DESCRIPTION OF THE TASK. Copy each line of the data below with the word "rise".

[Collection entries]

━━━━━━━━

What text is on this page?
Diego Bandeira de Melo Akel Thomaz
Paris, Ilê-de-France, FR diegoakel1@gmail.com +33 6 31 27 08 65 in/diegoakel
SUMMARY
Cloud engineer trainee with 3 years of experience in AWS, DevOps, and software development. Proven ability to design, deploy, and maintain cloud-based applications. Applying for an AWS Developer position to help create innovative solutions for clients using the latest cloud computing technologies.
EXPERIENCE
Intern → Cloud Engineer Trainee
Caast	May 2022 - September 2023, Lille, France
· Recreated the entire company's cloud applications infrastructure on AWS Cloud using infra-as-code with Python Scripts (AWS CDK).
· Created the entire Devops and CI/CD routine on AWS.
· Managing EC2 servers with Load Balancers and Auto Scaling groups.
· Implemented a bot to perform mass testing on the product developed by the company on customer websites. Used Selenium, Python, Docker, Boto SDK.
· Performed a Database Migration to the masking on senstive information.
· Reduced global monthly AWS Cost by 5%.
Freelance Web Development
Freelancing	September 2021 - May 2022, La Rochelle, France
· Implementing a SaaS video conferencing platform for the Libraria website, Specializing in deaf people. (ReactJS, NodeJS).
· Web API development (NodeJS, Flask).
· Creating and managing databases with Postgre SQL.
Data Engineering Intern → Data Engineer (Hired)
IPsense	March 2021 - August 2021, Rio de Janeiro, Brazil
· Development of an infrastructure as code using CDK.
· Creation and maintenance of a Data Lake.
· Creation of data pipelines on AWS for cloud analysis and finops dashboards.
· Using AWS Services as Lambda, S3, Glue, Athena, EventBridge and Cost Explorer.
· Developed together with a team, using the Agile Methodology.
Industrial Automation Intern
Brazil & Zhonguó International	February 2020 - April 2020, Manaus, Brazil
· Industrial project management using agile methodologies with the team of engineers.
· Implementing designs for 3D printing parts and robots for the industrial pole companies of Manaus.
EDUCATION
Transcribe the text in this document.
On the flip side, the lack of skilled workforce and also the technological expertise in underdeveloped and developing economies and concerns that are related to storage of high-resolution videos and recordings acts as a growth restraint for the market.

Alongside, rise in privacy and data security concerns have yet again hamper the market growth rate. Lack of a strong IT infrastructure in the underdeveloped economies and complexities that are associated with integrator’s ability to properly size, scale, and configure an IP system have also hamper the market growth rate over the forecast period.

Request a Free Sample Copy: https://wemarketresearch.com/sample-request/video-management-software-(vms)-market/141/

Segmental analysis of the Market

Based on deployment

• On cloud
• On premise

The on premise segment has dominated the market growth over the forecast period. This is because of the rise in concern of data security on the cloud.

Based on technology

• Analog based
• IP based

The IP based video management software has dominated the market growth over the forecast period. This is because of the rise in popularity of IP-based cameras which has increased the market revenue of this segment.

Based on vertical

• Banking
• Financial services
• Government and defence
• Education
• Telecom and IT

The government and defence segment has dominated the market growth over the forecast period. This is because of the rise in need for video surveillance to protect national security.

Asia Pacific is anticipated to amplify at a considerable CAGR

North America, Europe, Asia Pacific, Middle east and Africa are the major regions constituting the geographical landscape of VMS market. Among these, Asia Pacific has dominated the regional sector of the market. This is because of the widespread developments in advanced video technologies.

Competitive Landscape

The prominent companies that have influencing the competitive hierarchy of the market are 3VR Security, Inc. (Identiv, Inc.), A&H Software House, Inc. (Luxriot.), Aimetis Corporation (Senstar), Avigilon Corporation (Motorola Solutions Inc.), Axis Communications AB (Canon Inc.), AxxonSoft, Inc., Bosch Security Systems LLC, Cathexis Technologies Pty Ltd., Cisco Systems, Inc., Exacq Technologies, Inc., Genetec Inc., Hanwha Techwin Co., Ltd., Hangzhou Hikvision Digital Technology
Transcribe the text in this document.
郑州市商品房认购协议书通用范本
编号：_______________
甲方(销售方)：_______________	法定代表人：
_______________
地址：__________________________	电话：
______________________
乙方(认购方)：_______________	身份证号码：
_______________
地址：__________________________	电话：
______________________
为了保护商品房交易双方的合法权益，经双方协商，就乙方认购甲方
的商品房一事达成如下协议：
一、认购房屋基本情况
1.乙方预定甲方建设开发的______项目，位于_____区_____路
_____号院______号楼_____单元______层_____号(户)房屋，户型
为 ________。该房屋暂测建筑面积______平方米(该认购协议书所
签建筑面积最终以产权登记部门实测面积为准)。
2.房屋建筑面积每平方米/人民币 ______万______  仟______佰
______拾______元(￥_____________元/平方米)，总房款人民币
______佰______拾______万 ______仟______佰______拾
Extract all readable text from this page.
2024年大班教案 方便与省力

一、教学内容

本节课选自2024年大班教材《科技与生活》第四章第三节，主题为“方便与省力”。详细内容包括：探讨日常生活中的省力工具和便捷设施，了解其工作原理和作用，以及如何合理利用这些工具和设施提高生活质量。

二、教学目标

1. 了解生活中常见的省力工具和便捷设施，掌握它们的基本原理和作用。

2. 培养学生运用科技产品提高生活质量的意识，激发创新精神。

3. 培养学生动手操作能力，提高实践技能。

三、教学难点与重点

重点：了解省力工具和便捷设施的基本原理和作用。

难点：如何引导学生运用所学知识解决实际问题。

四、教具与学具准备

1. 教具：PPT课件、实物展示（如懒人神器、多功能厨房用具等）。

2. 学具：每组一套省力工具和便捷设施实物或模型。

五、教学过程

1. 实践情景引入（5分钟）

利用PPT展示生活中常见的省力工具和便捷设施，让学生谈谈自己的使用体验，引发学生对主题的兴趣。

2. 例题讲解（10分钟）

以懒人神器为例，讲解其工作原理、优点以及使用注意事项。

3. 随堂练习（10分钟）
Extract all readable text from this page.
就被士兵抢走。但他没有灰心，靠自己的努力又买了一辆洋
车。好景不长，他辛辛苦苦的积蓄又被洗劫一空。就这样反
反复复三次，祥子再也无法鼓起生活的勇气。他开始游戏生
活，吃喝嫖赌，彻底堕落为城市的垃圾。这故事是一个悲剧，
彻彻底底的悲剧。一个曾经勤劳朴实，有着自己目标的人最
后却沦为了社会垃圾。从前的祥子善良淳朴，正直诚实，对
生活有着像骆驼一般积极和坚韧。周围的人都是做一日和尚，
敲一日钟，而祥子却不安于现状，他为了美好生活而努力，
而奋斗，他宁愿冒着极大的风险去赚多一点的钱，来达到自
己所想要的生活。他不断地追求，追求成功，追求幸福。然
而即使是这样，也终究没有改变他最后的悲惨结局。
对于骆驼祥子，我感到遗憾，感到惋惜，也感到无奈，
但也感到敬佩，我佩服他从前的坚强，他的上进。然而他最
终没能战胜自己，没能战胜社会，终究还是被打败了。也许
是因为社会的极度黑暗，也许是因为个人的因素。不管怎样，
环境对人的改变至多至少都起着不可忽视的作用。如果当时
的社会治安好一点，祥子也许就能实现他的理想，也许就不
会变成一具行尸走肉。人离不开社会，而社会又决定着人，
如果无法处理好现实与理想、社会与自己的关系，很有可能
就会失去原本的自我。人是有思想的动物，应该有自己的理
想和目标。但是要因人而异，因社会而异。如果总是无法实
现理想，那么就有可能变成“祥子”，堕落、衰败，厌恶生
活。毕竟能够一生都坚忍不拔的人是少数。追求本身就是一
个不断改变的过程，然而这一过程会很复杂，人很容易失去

━━━━━━━━

SOLUTION BELOW.
Alongside, rise in privacy and data security concerns have yet again hamper the market growth rate. Lack of a strong IT infrastructure in the underdeveloped economies and complexities that are associated with integrator’s ability to properly size, scale, and configure an IP system have also hamper the market growth rate over the forecast period.
The on premise segment has dominated the market growth over the forecast period. This is because of the rise in concern of data security on the cloud.
The IP based video management software has dominated the market growth over the forecast period. This is because of the rise in popularity of IP-based cameras which has increased the market revenue of this segment.
The government and defence segment has dominated the market growth over the forecast period. This is because of the rise in need for video surveillance to protect national security.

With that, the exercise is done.